---- Available data

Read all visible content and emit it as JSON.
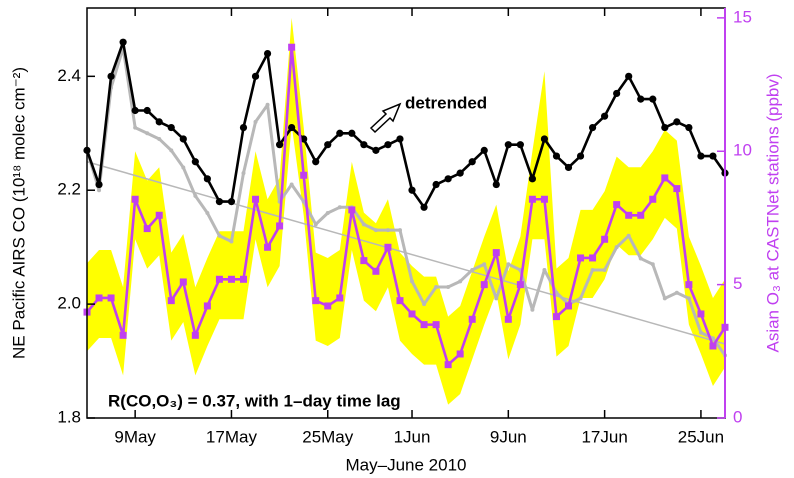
{
  "chart_data": {
    "type": "line",
    "xlabel": "May–June 2010",
    "ylabel": "NE Pacific AIRS CO (10¹⁸ molec cm⁻²)",
    "y2label": "Asian O₃ at CASTNet stations (ppbv)",
    "annotations": [
      "detrended",
      "R(CO,O₃) = 0.37, with 1–day time lag"
    ],
    "x": [
      "2010-05-05",
      "2010-05-06",
      "2010-05-07",
      "2010-05-08",
      "2010-05-09",
      "2010-05-10",
      "2010-05-11",
      "2010-05-12",
      "2010-05-13",
      "2010-05-14",
      "2010-05-15",
      "2010-05-16",
      "2010-05-17",
      "2010-05-18",
      "2010-05-19",
      "2010-05-20",
      "2010-05-21",
      "2010-05-22",
      "2010-05-23",
      "2010-05-24",
      "2010-05-25",
      "2010-05-26",
      "2010-05-27",
      "2010-05-28",
      "2010-05-29",
      "2010-05-30",
      "2010-05-31",
      "2010-06-01",
      "2010-06-02",
      "2010-06-03",
      "2010-06-04",
      "2010-06-05",
      "2010-06-06",
      "2010-06-07",
      "2010-06-08",
      "2010-06-09",
      "2010-06-10",
      "2010-06-11",
      "2010-06-12",
      "2010-06-13",
      "2010-06-14",
      "2010-06-15",
      "2010-06-16",
      "2010-06-17",
      "2010-06-18",
      "2010-06-19",
      "2010-06-20",
      "2010-06-21",
      "2010-06-22",
      "2010-06-23",
      "2010-06-24",
      "2010-06-25",
      "2010-06-26",
      "2010-06-27"
    ],
    "xlim": [
      "2010-05-05",
      "2010-06-27"
    ],
    "xticks": [
      {
        "value": "2010-05-09",
        "label": "9May"
      },
      {
        "value": "2010-05-17",
        "label": "17May"
      },
      {
        "value": "2010-05-25",
        "label": "25May"
      },
      {
        "value": "2010-06-01",
        "label": "1Jun"
      },
      {
        "value": "2010-06-09",
        "label": "9Jun"
      },
      {
        "value": "2010-06-17",
        "label": "17Jun"
      },
      {
        "value": "2010-06-25",
        "label": "25Jun"
      }
    ],
    "ylim": [
      1.8,
      2.52
    ],
    "yticks": [
      1.8,
      {
        "value": 2,
        "label": "2.0"
      },
      2.2,
      2.4
    ],
    "y2lim": [
      0,
      15.37
    ],
    "y2ticks": [
      0,
      5,
      10,
      15
    ],
    "band": {
      "color": "#ffff00",
      "axis": "y2",
      "lower": [
        2.5,
        3.0,
        3.0,
        1.6,
        6.7,
        5.6,
        6.1,
        2.9,
        3.6,
        1.6,
        2.7,
        3.7,
        3.7,
        3.7,
        6.7,
        4.9,
        5.7,
        11.0,
        7.6,
        2.9,
        2.7,
        3.0,
        6.3,
        4.4,
        4.0,
        4.9,
        2.9,
        2.4,
        2.0,
        2.0,
        0.5,
        0.9,
        2.2,
        3.5,
        4.7,
        2.2,
        3.5,
        6.7,
        6.7,
        2.3,
        2.7,
        4.5,
        4.5,
        5.2,
        6.5,
        6.1,
        6.1,
        6.7,
        7.5,
        7.1,
        3.5,
        2.4,
        1.2,
        1.9
      ],
      "upper": [
        5.8,
        6.3,
        6.3,
        4.9,
        10.0,
        8.9,
        9.4,
        6.2,
        6.9,
        4.9,
        6.0,
        7.0,
        7.0,
        7.0,
        10.0,
        8.2,
        9.0,
        15.0,
        10.9,
        6.2,
        6.0,
        6.3,
        9.6,
        7.7,
        7.3,
        8.2,
        6.2,
        5.7,
        5.3,
        5.3,
        3.8,
        4.2,
        5.5,
        6.8,
        8.0,
        5.5,
        6.8,
        10.0,
        13.0,
        5.6,
        6.0,
        7.8,
        7.8,
        8.5,
        9.8,
        9.4,
        9.4,
        10.0,
        10.8,
        10.4,
        6.8,
        5.7,
        4.5,
        5.2
      ]
    },
    "trend": {
      "color": "#b8b8b8",
      "x": [
        "2010-05-05",
        "2010-06-27"
      ],
      "values": [
        2.25,
        1.93
      ]
    },
    "series": [
      {
        "color": "#b8b8b8",
        "marker": "dot",
        "values": [
          2.27,
          2.2,
          2.38,
          2.45,
          2.31,
          2.3,
          2.29,
          2.27,
          2.24,
          2.19,
          2.16,
          2.12,
          2.11,
          2.23,
          2.32,
          2.35,
          2.18,
          2.21,
          2.18,
          2.14,
          2.16,
          2.17,
          2.17,
          2.14,
          2.13,
          2.13,
          2.13,
          2.04,
          2.0,
          2.03,
          2.03,
          2.04,
          2.06,
          2.07,
          2.01,
          2.07,
          2.06,
          1.99,
          2.06,
          2.02,
          2.0,
          2.01,
          2.06,
          2.06,
          2.1,
          2.12,
          2.08,
          2.07,
          2.01,
          2.02,
          2.01,
          1.95,
          1.94,
          1.91
        ]
      },
      {
        "color": "#000000",
        "marker": "circle",
        "values": [
          2.27,
          2.21,
          2.4,
          2.46,
          2.34,
          2.34,
          2.32,
          2.31,
          2.29,
          2.25,
          2.22,
          2.18,
          2.18,
          2.31,
          2.4,
          2.44,
          2.28,
          2.31,
          2.29,
          2.25,
          2.28,
          2.3,
          2.3,
          2.28,
          2.27,
          2.28,
          2.29,
          2.2,
          2.17,
          2.21,
          2.22,
          2.23,
          2.25,
          2.27,
          2.21,
          2.28,
          2.28,
          2.22,
          2.29,
          2.26,
          2.24,
          2.26,
          2.31,
          2.33,
          2.37,
          2.4,
          2.36,
          2.36,
          2.31,
          2.32,
          2.31,
          2.26,
          2.26,
          2.23
        ]
      },
      {
        "color": "#c040f0",
        "marker": "square",
        "axis": "y2",
        "values": [
          3.97,
          4.5,
          4.5,
          3.1,
          8.2,
          7.1,
          7.6,
          4.4,
          5.1,
          3.1,
          4.2,
          5.2,
          5.2,
          5.2,
          8.2,
          6.4,
          7.2,
          13.9,
          9.1,
          4.4,
          4.2,
          4.5,
          7.8,
          5.9,
          5.5,
          6.4,
          4.4,
          3.9,
          3.5,
          3.5,
          2.0,
          2.4,
          3.7,
          5.0,
          6.2,
          3.7,
          5.0,
          8.2,
          8.2,
          3.8,
          4.2,
          6.0,
          6.0,
          6.7,
          8.0,
          7.6,
          7.6,
          8.2,
          9.0,
          8.6,
          5.0,
          3.9,
          2.7,
          3.4
        ]
      }
    ]
  }
}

--------

Repeat the material above in full and exactly, apart from the pictures.

Read all visible content and emit it as JSON.
{
  "chart_data": {
    "type": "line",
    "xlabel": "May–June 2010",
    "ylabel": "NE Pacific AIRS CO (10¹⁸ molec cm⁻²)",
    "y2label": "Asian O₃ at CASTNet stations (ppbv)",
    "annotations": [
      "detrended",
      "R(CO,O₃) = 0.37, with 1–day time lag"
    ],
    "x": [
      "2010-05-05",
      "2010-05-06",
      "2010-05-07",
      "2010-05-08",
      "2010-05-09",
      "2010-05-10",
      "2010-05-11",
      "2010-05-12",
      "2010-05-13",
      "2010-05-14",
      "2010-05-15",
      "2010-05-16",
      "2010-05-17",
      "2010-05-18",
      "2010-05-19",
      "2010-05-20",
      "2010-05-21",
      "2010-05-22",
      "2010-05-23",
      "2010-05-24",
      "2010-05-25",
      "2010-05-26",
      "2010-05-27",
      "2010-05-28",
      "2010-05-29",
      "2010-05-30",
      "2010-05-31",
      "2010-06-01",
      "2010-06-02",
      "2010-06-03",
      "2010-06-04",
      "2010-06-05",
      "2010-06-06",
      "2010-06-07",
      "2010-06-08",
      "2010-06-09",
      "2010-06-10",
      "2010-06-11",
      "2010-06-12",
      "2010-06-13",
      "2010-06-14",
      "2010-06-15",
      "2010-06-16",
      "2010-06-17",
      "2010-06-18",
      "2010-06-19",
      "2010-06-20",
      "2010-06-21",
      "2010-06-22",
      "2010-06-23",
      "2010-06-24",
      "2010-06-25",
      "2010-06-26",
      "2010-06-27"
    ],
    "xlim": [
      "2010-05-05",
      "2010-06-27"
    ],
    "xticks": [
      {
        "value": "2010-05-09",
        "label": "9May"
      },
      {
        "value": "2010-05-17",
        "label": "17May"
      },
      {
        "value": "2010-05-25",
        "label": "25May"
      },
      {
        "value": "2010-06-01",
        "label": "1Jun"
      },
      {
        "value": "2010-06-09",
        "label": "9Jun"
      },
      {
        "value": "2010-06-17",
        "label": "17Jun"
      },
      {
        "value": "2010-06-25",
        "label": "25Jun"
      }
    ],
    "ylim": [
      1.8,
      2.52
    ],
    "yticks": [
      1.8,
      {
        "value": 2,
        "label": "2.0"
      },
      2.2,
      2.4
    ],
    "y2lim": [
      0,
      15.37
    ],
    "y2ticks": [
      0,
      5,
      10,
      15
    ],
    "band": {
      "color": "#ffff00",
      "axis": "y2",
      "lower": [
        2.5,
        3.0,
        3.0,
        1.6,
        6.7,
        5.6,
        6.1,
        2.9,
        3.6,
        1.6,
        2.7,
        3.7,
        3.7,
        3.7,
        6.7,
        4.9,
        5.7,
        11.0,
        7.6,
        2.9,
        2.7,
        3.0,
        6.3,
        4.4,
        4.0,
        4.9,
        2.9,
        2.4,
        2.0,
        2.0,
        0.5,
        0.9,
        2.2,
        3.5,
        4.7,
        2.2,
        3.5,
        6.7,
        6.7,
        2.3,
        2.7,
        4.5,
        4.5,
        5.2,
        6.5,
        6.1,
        6.1,
        6.7,
        7.5,
        7.1,
        3.5,
        2.4,
        1.2,
        1.9
      ],
      "upper": [
        5.8,
        6.3,
        6.3,
        4.9,
        10.0,
        8.9,
        9.4,
        6.2,
        6.9,
        4.9,
        6.0,
        7.0,
        7.0,
        7.0,
        10.0,
        8.2,
        9.0,
        15.0,
        10.9,
        6.2,
        6.0,
        6.3,
        9.6,
        7.7,
        7.3,
        8.2,
        6.2,
        5.7,
        5.3,
        5.3,
        3.8,
        4.2,
        5.5,
        6.8,
        8.0,
        5.5,
        6.8,
        10.0,
        13.0,
        5.6,
        6.0,
        7.8,
        7.8,
        8.5,
        9.8,
        9.4,
        9.4,
        10.0,
        10.8,
        10.4,
        6.8,
        5.7,
        4.5,
        5.2
      ]
    },
    "trend": {
      "color": "#b8b8b8",
      "x": [
        "2010-05-05",
        "2010-06-27"
      ],
      "values": [
        2.25,
        1.93
      ]
    },
    "series": [
      {
        "color": "#b8b8b8",
        "marker": "dot",
        "values": [
          2.27,
          2.2,
          2.38,
          2.45,
          2.31,
          2.3,
          2.29,
          2.27,
          2.24,
          2.19,
          2.16,
          2.12,
          2.11,
          2.23,
          2.32,
          2.35,
          2.18,
          2.21,
          2.18,
          2.14,
          2.16,
          2.17,
          2.17,
          2.14,
          2.13,
          2.13,
          2.13,
          2.04,
          2.0,
          2.03,
          2.03,
          2.04,
          2.06,
          2.07,
          2.01,
          2.07,
          2.06,
          1.99,
          2.06,
          2.02,
          2.0,
          2.01,
          2.06,
          2.06,
          2.1,
          2.12,
          2.08,
          2.07,
          2.01,
          2.02,
          2.01,
          1.95,
          1.94,
          1.91
        ]
      },
      {
        "color": "#000000",
        "marker": "circle",
        "values": [
          2.27,
          2.21,
          2.4,
          2.46,
          2.34,
          2.34,
          2.32,
          2.31,
          2.29,
          2.25,
          2.22,
          2.18,
          2.18,
          2.31,
          2.4,
          2.44,
          2.28,
          2.31,
          2.29,
          2.25,
          2.28,
          2.3,
          2.3,
          2.28,
          2.27,
          2.28,
          2.29,
          2.2,
          2.17,
          2.21,
          2.22,
          2.23,
          2.25,
          2.27,
          2.21,
          2.28,
          2.28,
          2.22,
          2.29,
          2.26,
          2.24,
          2.26,
          2.31,
          2.33,
          2.37,
          2.4,
          2.36,
          2.36,
          2.31,
          2.32,
          2.31,
          2.26,
          2.26,
          2.23
        ]
      },
      {
        "color": "#c040f0",
        "marker": "square",
        "axis": "y2",
        "values": [
          3.97,
          4.5,
          4.5,
          3.1,
          8.2,
          7.1,
          7.6,
          4.4,
          5.1,
          3.1,
          4.2,
          5.2,
          5.2,
          5.2,
          8.2,
          6.4,
          7.2,
          13.9,
          9.1,
          4.4,
          4.2,
          4.5,
          7.8,
          5.9,
          5.5,
          6.4,
          4.4,
          3.9,
          3.5,
          3.5,
          2.0,
          2.4,
          3.7,
          5.0,
          6.2,
          3.7,
          5.0,
          8.2,
          8.2,
          3.8,
          4.2,
          6.0,
          6.0,
          6.7,
          8.0,
          7.6,
          7.6,
          8.2,
          9.0,
          8.6,
          5.0,
          3.9,
          2.7,
          3.4
        ]
      }
    ]
  }
}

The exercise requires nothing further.